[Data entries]
┄┄┄┄┄┄┄┄┄┄

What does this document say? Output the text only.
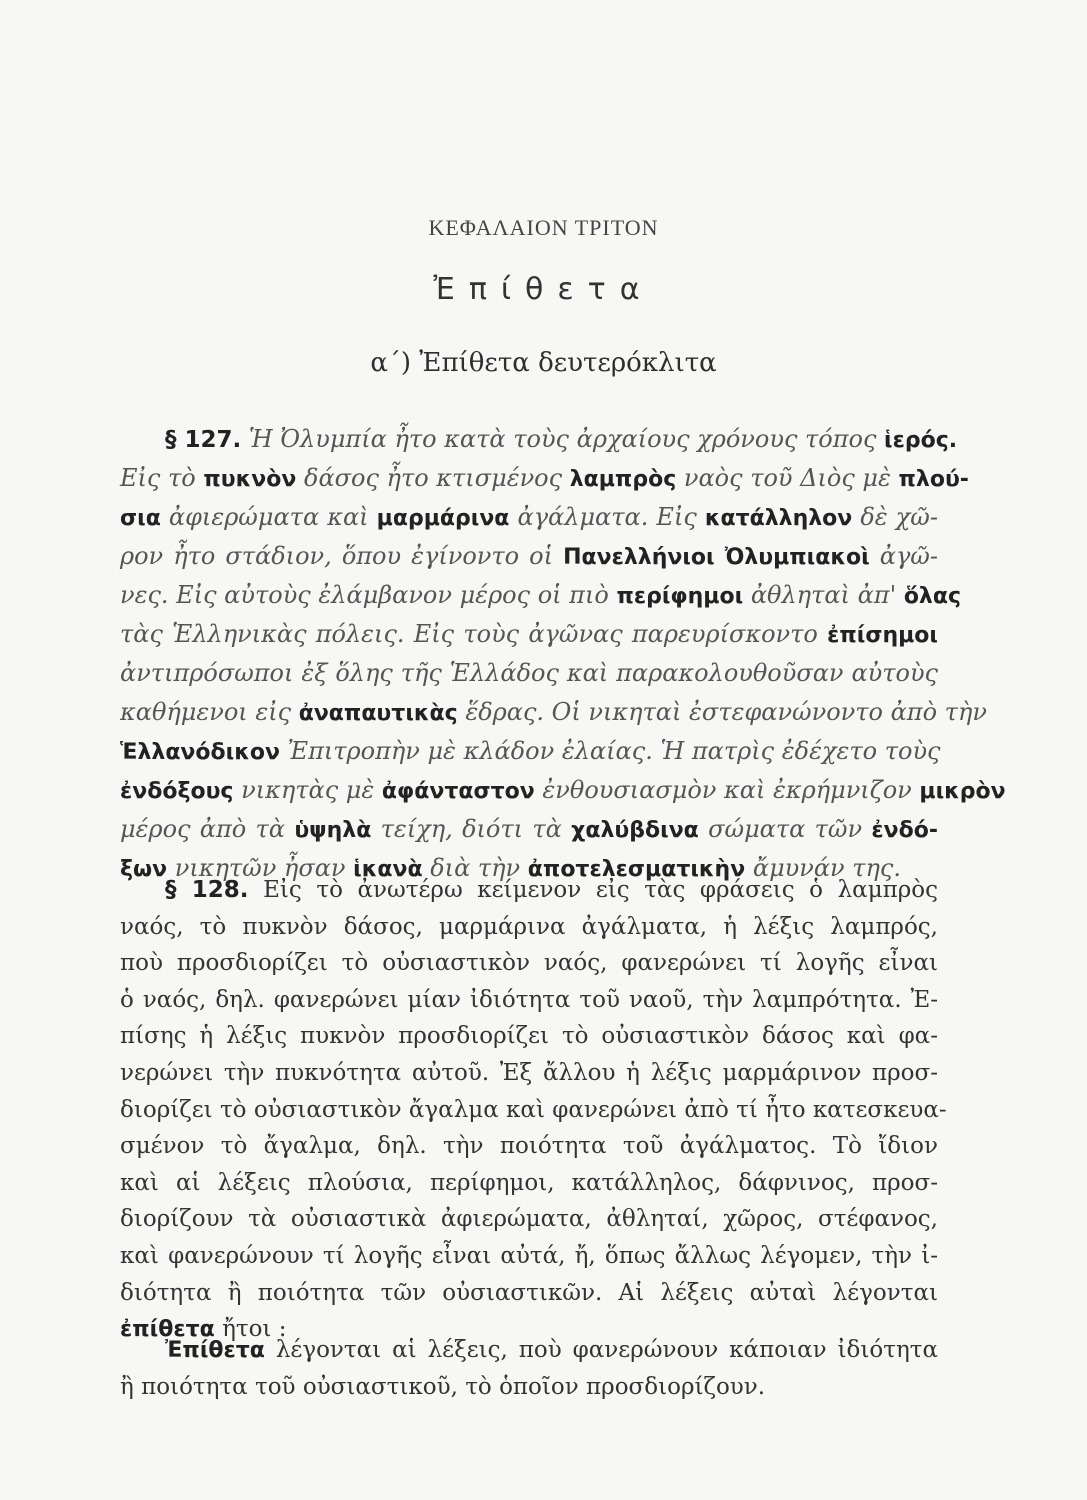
ΚΕΦΑΛΑΙΟΝ ΤΡΙΤΟΝ
Ἐπίθετα
α΄) Ἐπίθετα δευτερόκλιτα
§ 127. Ἡ Ὀλυμπία ἦτο κατὰ τοὺς ἀρχαίους χρόνους τόπος ἱερός.
Εἰς τὸ πυκνὸν δάσος ἦτο κτισμένος λαμπρὸς ναὸς τοῦ Διὸς μὲ πλού-
σια ἀφιερώματα καὶ μαρμάρινα ἀγάλματα. Εἰς κατάλληλον δὲ χῶ-
ρον ἦτο στάδιον, ὅπου ἐγίνοντο οἱ Πανελλήνιοι Ὀλυμπιακοὶ ἀγῶ-
νες. Εἰς αὐτοὺς ἐλάμβανον μέρος οἱ πιὸ περίφημοι ἀθληταὶ ἀπ' ὅλας
τὰς Ἑλληνικὰς πόλεις. Εἰς τοὺς ἀγῶνας παρευρίσκοντο ἐπίσημοι
ἀντιπρόσωποι ἐξ ὅλης τῆς Ἑλλάδος καὶ παρακολουθοῦσαν αὐτοὺς
καθήμενοι εἰς ἀναπαυτικὰς ἕδρας. Οἱ νικηταὶ ἐστεφανώνοντο ἀπὸ τὴν
Ἑλλανόδικον Ἐπιτροπὴν μὲ κλάδον ἐλαίας. Ἡ πατρὶς ἐδέχετο τοὺς
ἐνδόξους νικητὰς μὲ ἀφάνταστον ἐνθουσιασμὸν καὶ ἐκρήμνιζον μικρὸν
μέρος ἀπὸ τὰ ὑψηλὰ τείχη, διότι τὰ χαλύβδινα σώματα τῶν ἐνδό-
ξων νικητῶν ἦσαν ἱκανὰ διὰ τὴν ἀποτελεσματικὴν ἄμυνάν της.
§ 128. Εἰς τὸ ἀνωτέρω κείμενον εἰς τὰς φράσεις ὁ λαμπρὸς
ναός, τὸ πυκνὸν δάσος, μαρμάρινα ἀγάλματα, ἡ λέξις λαμπρός,
ποὺ προσδιορίζει τὸ οὐσιαστικὸν ναός, φανερώνει τί λογῆς εἶναι
ὁ ναός, δηλ. φανερώνει μίαν ἰδιότητα τοῦ ναοῦ, τὴν λαμπρότητα. Ἐ-
πίσης ἡ λέξις πυκνὸν προσδιορίζει τὸ οὐσιαστικὸν δάσος καὶ φα-
νερώνει τὴν πυκνότητα αὐτοῦ. Ἐξ ἄλλου ἡ λέξις μαρμάρινον προσ-
διορίζει τὸ οὐσιαστικὸν ἄγαλμα καὶ φανερώνει ἀπὸ τί ἦτο κατεσκευα-
σμένον τὸ ἄγαλμα, δηλ. τὴν ποιότητα τοῦ ἀγάλματος. Τὸ ἴδιον
καὶ αἱ λέξεις πλούσια, περίφημοι, κατάλληλος, δάφνινος, προσ-
διορίζουν τὰ οὐσιαστικὰ ἀφιερώματα, ἀθληταί, χῶρος, στέφανος,
καὶ φανερώνουν τί λογῆς εἶναι αὐτά, ἤ, ὅπως ἄλλως λέγομεν, τὴν ἰ-
διότητα ἢ ποιότητα τῶν οὐσιαστικῶν. Αἱ λέξεις αὐταὶ λέγονται
ἐπίθετα ἤτοι :
Ἐπίθετα λέγονται αἱ λέξεις, ποὺ φανερώνουν κάποιαν ἰδιότητα
ἢ ποιότητα τοῦ οὐσιαστικοῦ, τὸ ὁποῖον προσδιορίζουν.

┄┄┄┄┄┄┄┄┄┄

**REQUEST**
In the entries above, find every line with the word "εἶναι" and list it.

**OUTPUT FOR THIS TASK**
ποὺ προσδιορίζει τὸ οὐσιαστικὸν ναός, φανερώνει τί λογῆς εἶναι
καὶ φανερώνουν τί λογῆς εἶναι αὐτά, ἤ, ὅπως ἄλλως λέγομεν, τὴν ἰ-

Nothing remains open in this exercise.